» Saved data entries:
====

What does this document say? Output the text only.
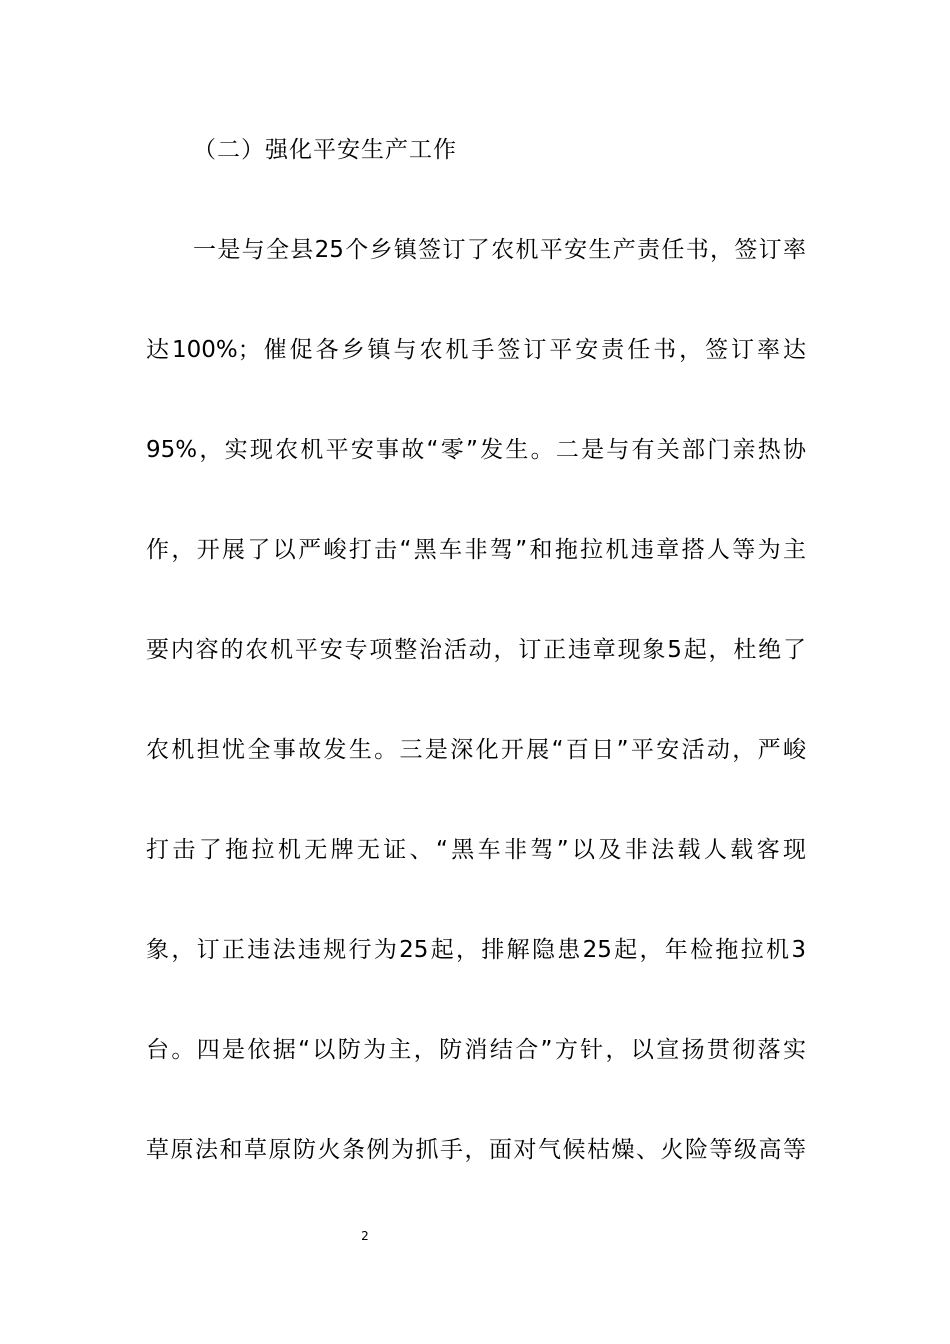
（二）强化平安生产工作
一是与全县25个乡镇签订了农机平安生产责任书，签订率
达100%；催促各乡镇与农机手签订平安责任书，签订率达
95%，实现农机平安事故“零”发生。二是与有关部门亲热协
作，开展了以严峻打击“黑车非驾”和拖拉机违章搭人等为主
要内容的农机平安专项整治活动，订正违章现象5起，杜绝了
农机担忧全事故发生。三是深化开展“百日”平安活动，严峻
打击了拖拉机无牌无证、“黑车非驾”以及非法载人载客现
象，订正违法违规行为25起，排解隐患25起，年检拖拉机3
台。四是依据“以防为主，防消结合”方针，以宣扬贯彻落实
草原法和草原防火条例为抓手，面对气候枯燥、火险等级高等
2
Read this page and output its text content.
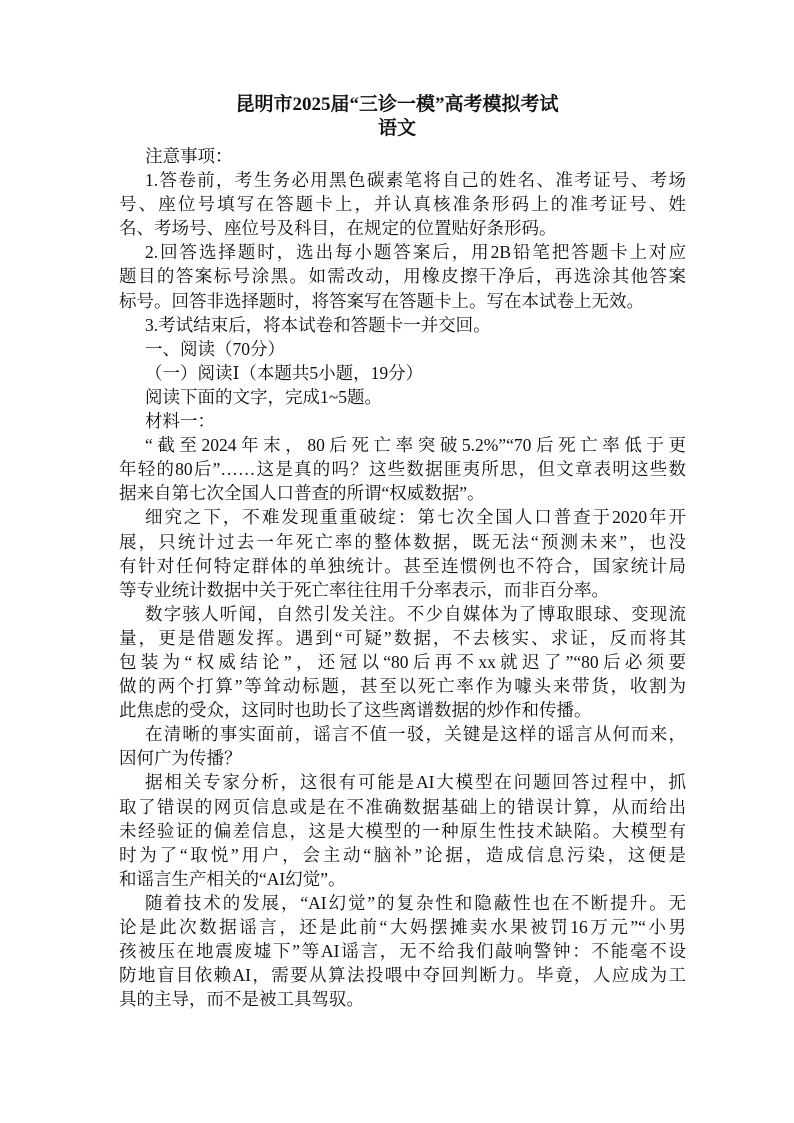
昆明市2025届“三诊一模”高考模拟考试
语文
注意事项：
1.答卷前，考生务必用黑色碳素笔将自己的姓名、准考证号、考场
号、座位号填写在答题卡上，并认真核准条形码上的准考证号、姓
名、考场号、座位号及科目，在规定的位置贴好条形码。
2.回答选择题时，选出每小题答案后，用2B铅笔把答题卡上对应
题目的答案标号涂黑。如需改动，用橡皮擦干净后，再选涂其他答案
标号。回答非选择题时，将答案写在答题卡上。写在本试卷上无效。
3.考试结束后，将本试卷和答题卡一并交回。
一、阅读（70分）
（一）阅读Ⅰ（本题共5小题，19分）
阅读下面的文字，完成1~5题。
材料一：
“截至2024年末，80后死亡率突破5.2%”“70后死亡率低于更
年轻的80后”……这是真的吗？这些数据匪夷所思，但文章表明这些数
据来自第七次全国人口普查的所谓“权威数据”。
细究之下，不难发现重重破绽：第七次全国人口普查于2020年开
展，只统计过去一年死亡率的整体数据，既无法“预测未来”，也没
有针对任何特定群体的单独统计。甚至连惯例也不符合，国家统计局
等专业统计数据中关于死亡率往往用千分率表示，而非百分率。
数字骇人听闻，自然引发关注。不少自媒体为了博取眼球、变现流
量，更是借题发挥。遇到“可疑”数据，不去核实、求证，反而将其
包装为“权威结论”，还冠以“80后再不xx就迟了”“80后必须要
做的两个打算”等耸动标题，甚至以死亡率作为噱头来带货，收割为
此焦虑的受众，这同时也助长了这些离谱数据的炒作和传播。
在清晰的事实面前，谣言不值一驳，关键是这样的谣言从何而来，
因何广为传播？
据相关专家分析，这很有可能是AI大模型在问题回答过程中，抓
取了错误的网页信息或是在不准确数据基础上的错误计算，从而给出
未经验证的偏差信息，这是大模型的一种原生性技术缺陷。大模型有
时为了“取悦”用户，会主动“脑补”论据，造成信息污染，这便是
和谣言生产相关的“AI幻觉”。
随着技术的发展，“AI幻觉”的复杂性和隐蔽性也在不断提升。无
论是此次数据谣言，还是此前“大妈摆摊卖水果被罚16万元”“小男
孩被压在地震废墟下”等AI谣言，无不给我们敲响警钟：不能毫不设
防地盲目依赖AI，需要从算法投喂中夺回判断力。毕竟，人应成为工
具的主导，而不是被工具驾驭。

====

» Exercise instructions:
Return only the number of lines in the data that contain "黑车非驾".

» Written answer:
2